Stated exercise >> An exact copy of the records is required, minus the pictures they hold.

Collection entries:
* * * * * * * * *
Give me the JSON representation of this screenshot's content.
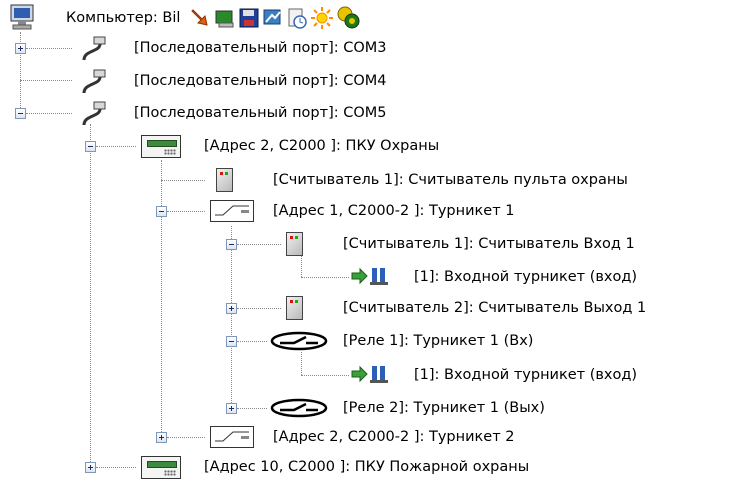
{
  "header": {
    "computer_label": "Компьютер: Bil",
    "toolbar_icons": [
      "computer-icon",
      "hand-icon",
      "monitor-icon",
      "floppy-icon",
      "network-icon",
      "clock-page-icon",
      "sun-icon",
      "coins-icon"
    ]
  },
  "tree": {
    "com3": "[Последовательный порт]: COM3",
    "com4": "[Последовательный порт]: COM4",
    "com5": "[Последовательный порт]: COM5",
    "pku_ohrany": "[Адрес 2, С2000 ]: ПКУ Охраны",
    "reader_pulta": "[Считыватель 1]: Считыватель пульта охраны",
    "turnstile1": "[Адрес 1, С2000-2 ]: Турникет 1",
    "reader_in": "[Считыватель 1]: Считыватель Вход 1",
    "in_turnstile_1": "[1]: Входной турникет (вход)",
    "reader_out": "[Считыватель 2]: Считыватель Выход 1",
    "relay1": "[Реле 1]: Турникет 1 (Вх)",
    "in_turnstile_2": "[1]: Входной турникет (вход)",
    "relay2": "[Реле 2]: Турникет 1 (Вых)",
    "turnstile2": "[Адрес 2, С2000-2 ]: Турникет 2",
    "pku_fire": "[Адрес 10, С2000 ]: ПКУ Пожарной охраны"
  },
  "colors": {
    "panel_screen": "#3e8b3e",
    "reader_red": "#e01010",
    "reader_green": "#10b010",
    "tree_lines": "#8a8a8a"
  }
}
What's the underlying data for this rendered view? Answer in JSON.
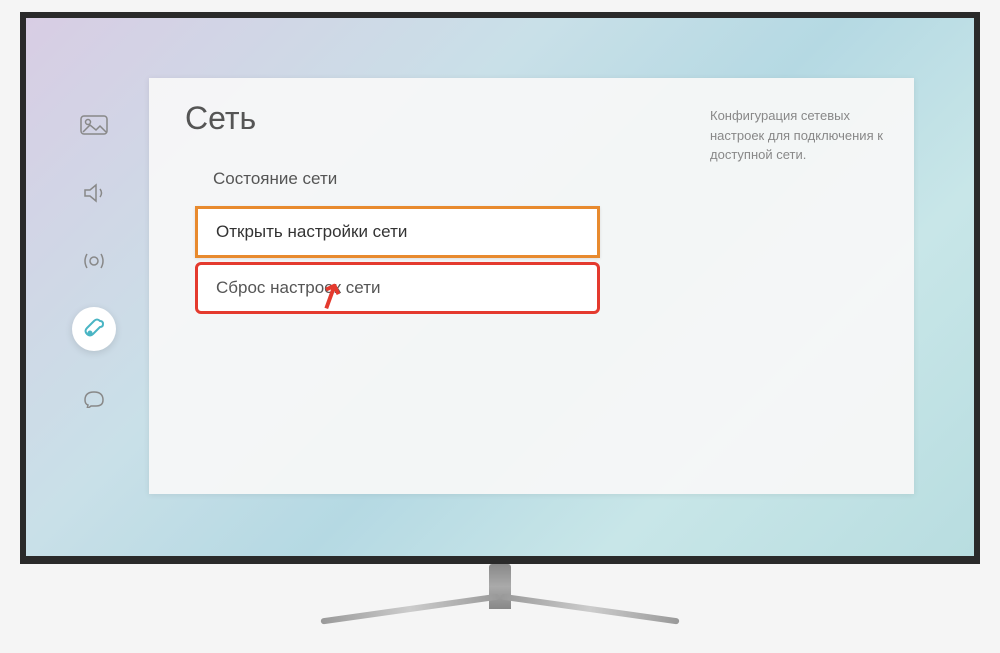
{
  "panel": {
    "title": "Сеть",
    "help": "Конфигурация сетевых настроек для подключения к доступной сети."
  },
  "menu": {
    "status": "Состояние сети",
    "open_settings": "Открыть настройки сети",
    "reset": "Сброс настроек сети"
  },
  "sidebar": {
    "picture": "picture",
    "sound": "sound",
    "broadcast": "broadcast",
    "general": "general",
    "support": "support"
  }
}
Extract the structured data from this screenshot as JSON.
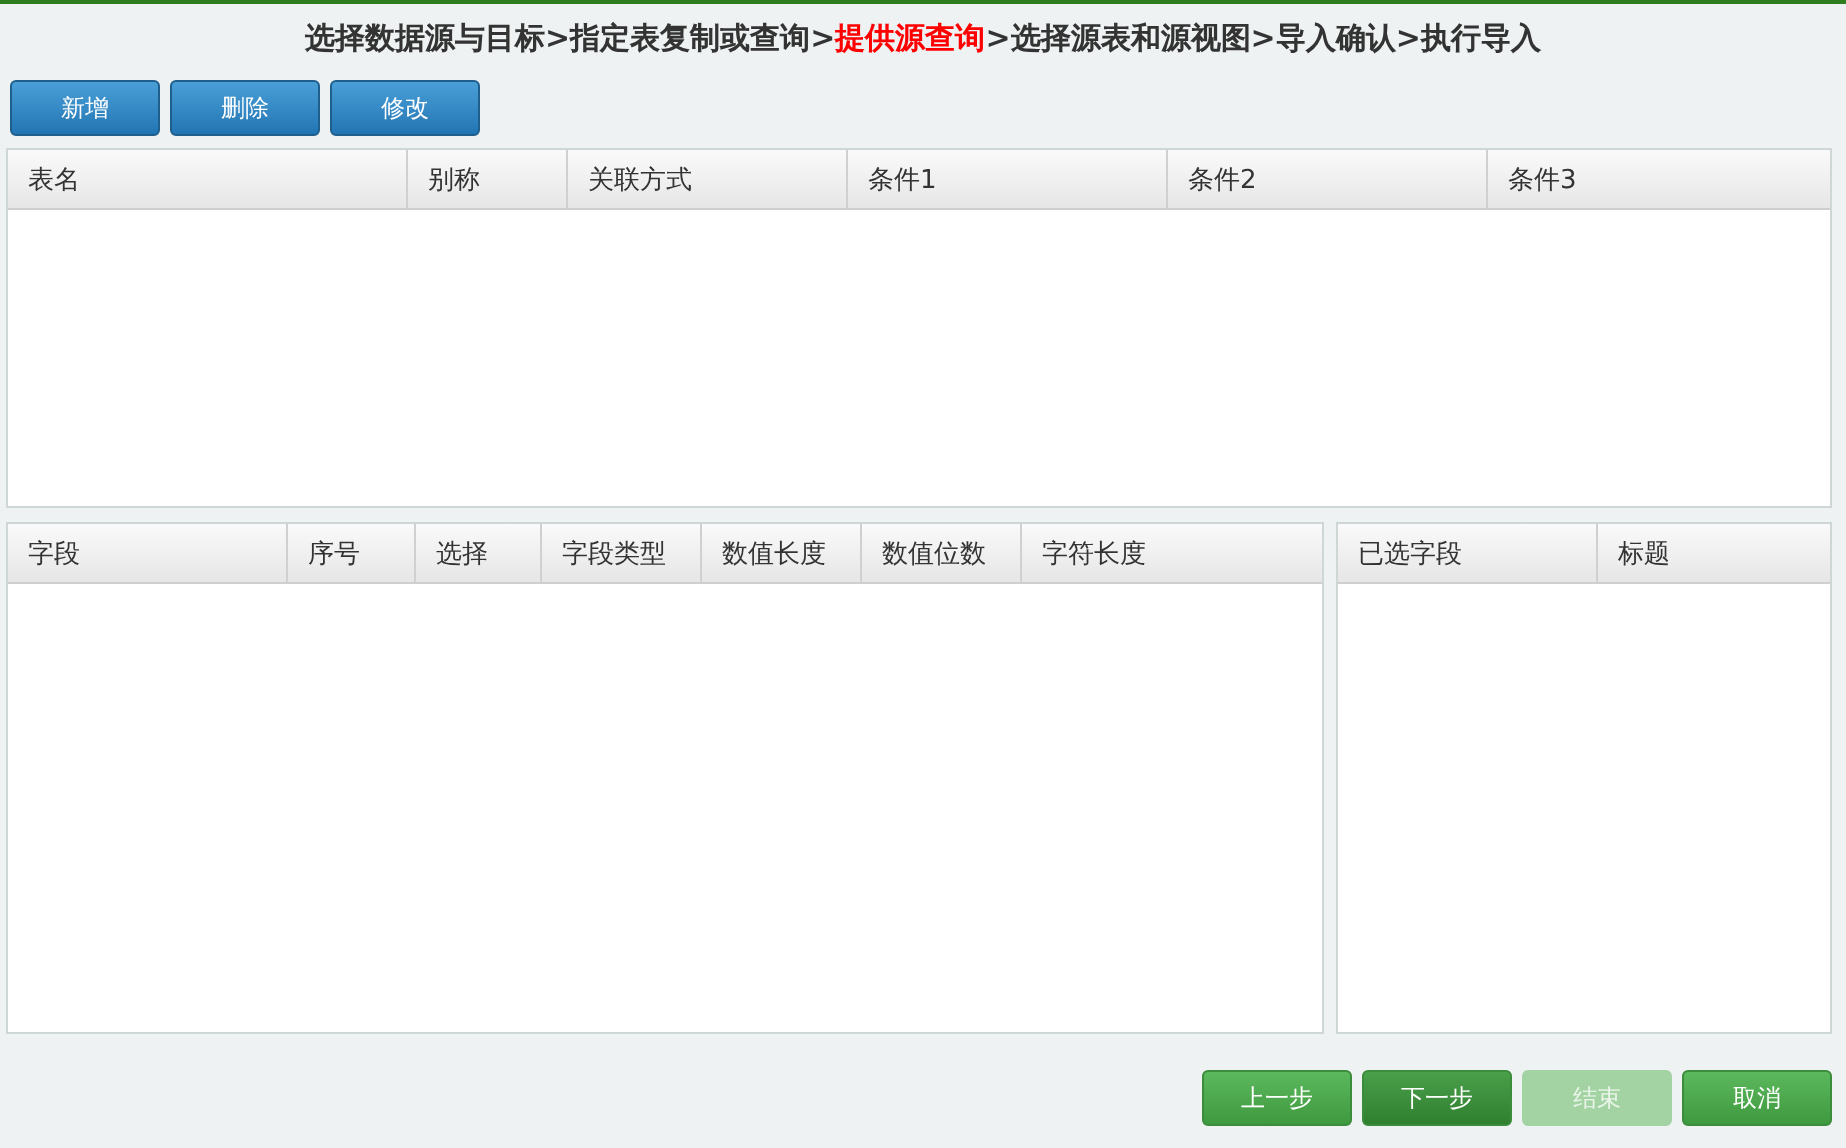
{
  "breadcrumb": [
    {
      "kind": "step",
      "label": "选择数据源与目标",
      "selected": false
    },
    {
      "kind": "separator",
      "label": ">"
    },
    {
      "kind": "step",
      "label": "指定表复制或查询",
      "selected": false
    },
    {
      "kind": "separator",
      "label": ">"
    },
    {
      "kind": "step",
      "label": "提供源查询",
      "selected": true
    },
    {
      "kind": "separator",
      "label": ">"
    },
    {
      "kind": "step",
      "label": "选择源表和源视图",
      "selected": false
    },
    {
      "kind": "separator",
      "label": ">"
    },
    {
      "kind": "step",
      "label": "导入确认",
      "selected": false
    },
    {
      "kind": "separator",
      "label": ">"
    },
    {
      "kind": "step",
      "label": "执行导入",
      "selected": false
    }
  ],
  "toolbar": [
    "新增",
    "删除",
    "修改"
  ],
  "tables_table": {
    "columns": [
      "表名",
      "别称",
      "关联方式",
      "条件1",
      "条件2",
      "条件3"
    ]
  },
  "fields_table": {
    "columns": [
      "字段",
      "序号",
      "选择",
      "字段类型",
      "数值长度",
      "数值位数",
      "字符长度"
    ]
  },
  "selected_fields_table": {
    "columns": [
      "已选字段",
      "标题"
    ]
  },
  "footer_buttons": [
    {
      "label": "上一步",
      "selected": false,
      "disabled": false
    },
    {
      "label": "下一步",
      "selected": true,
      "disabled": false
    },
    {
      "label": "结束",
      "selected": false,
      "disabled": true
    },
    {
      "label": "取消",
      "selected": false,
      "disabled": false
    }
  ]
}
* * * * * * * * *
Solved exercise >>
Give me the JSON representation of this screenshot's content.
{
  "header": {
    "computer_label": "Компьютер: Bil",
    "toolbar_icons": [
      "computer-icon",
      "hand-icon",
      "monitor-icon",
      "floppy-icon",
      "network-icon",
      "clock-page-icon",
      "sun-icon",
      "coins-icon"
    ]
  },
  "tree": {
    "com3": "[Последовательный порт]: COM3",
    "com4": "[Последовательный порт]: COM4",
    "com5": "[Последовательный порт]: COM5",
    "pku_ohrany": "[Адрес 2, С2000 ]: ПКУ Охраны",
    "reader_pulta": "[Считыватель 1]: Считыватель пульта охраны",
    "turnstile1": "[Адрес 1, С2000-2 ]: Турникет 1",
    "reader_in": "[Считыватель 1]: Считыватель Вход 1",
    "in_turnstile_1": "[1]: Входной турникет (вход)",
    "reader_out": "[Считыватель 2]: Считыватель Выход 1",
    "relay1": "[Реле 1]: Турникет 1 (Вх)",
    "in_turnstile_2": "[1]: Входной турникет (вход)",
    "relay2": "[Реле 2]: Турникет 1 (Вых)",
    "turnstile2": "[Адрес 2, С2000-2 ]: Турникет 2",
    "pku_fire": "[Адрес 10, С2000 ]: ПКУ Пожарной охраны"
  },
  "colors": {
    "panel_screen": "#3e8b3e",
    "reader_red": "#e01010",
    "reader_green": "#10b010",
    "tree_lines": "#8a8a8a"
  }
}
What's the underlying data for this rendered view? Answer in JSON.
{
  "panel": {
    "title": "Сеть",
    "help": "Конфигурация сетевых настроек для подключения к доступной сети."
  },
  "menu": {
    "status": "Состояние сети",
    "open_settings": "Открыть настройки сети",
    "reset": "Сброс настроек сети"
  },
  "sidebar": {
    "picture": "picture",
    "sound": "sound",
    "broadcast": "broadcast",
    "general": "general",
    "support": "support"
  }
}
Extract the structured data from this screenshot as JSON.
{
  "breadcrumb": [
    {
      "kind": "step",
      "label": "选择数据源与目标",
      "selected": false
    },
    {
      "kind": "separator",
      "label": ">"
    },
    {
      "kind": "step",
      "label": "指定表复制或查询",
      "selected": false
    },
    {
      "kind": "separator",
      "label": ">"
    },
    {
      "kind": "step",
      "label": "提供源查询",
      "selected": true
    },
    {
      "kind": "separator",
      "label": ">"
    },
    {
      "kind": "step",
      "label": "选择源表和源视图",
      "selected": false
    },
    {
      "kind": "separator",
      "label": ">"
    },
    {
      "kind": "step",
      "label": "导入确认",
      "selected": false
    },
    {
      "kind": "separator",
      "label": ">"
    },
    {
      "kind": "step",
      "label": "执行导入",
      "selected": false
    }
  ],
  "toolbar": [
    "新增",
    "删除",
    "修改"
  ],
  "tables_table": {
    "columns": [
      "表名",
      "别称",
      "关联方式",
      "条件1",
      "条件2",
      "条件3"
    ]
  },
  "fields_table": {
    "columns": [
      "字段",
      "序号",
      "选择",
      "字段类型",
      "数值长度",
      "数值位数",
      "字符长度"
    ]
  },
  "selected_fields_table": {
    "columns": [
      "已选字段",
      "标题"
    ]
  },
  "footer_buttons": [
    {
      "label": "上一步",
      "selected": false,
      "disabled": false
    },
    {
      "label": "下一步",
      "selected": true,
      "disabled": false
    },
    {
      "label": "结束",
      "selected": false,
      "disabled": true
    },
    {
      "label": "取消",
      "selected": false,
      "disabled": false
    }
  ]
}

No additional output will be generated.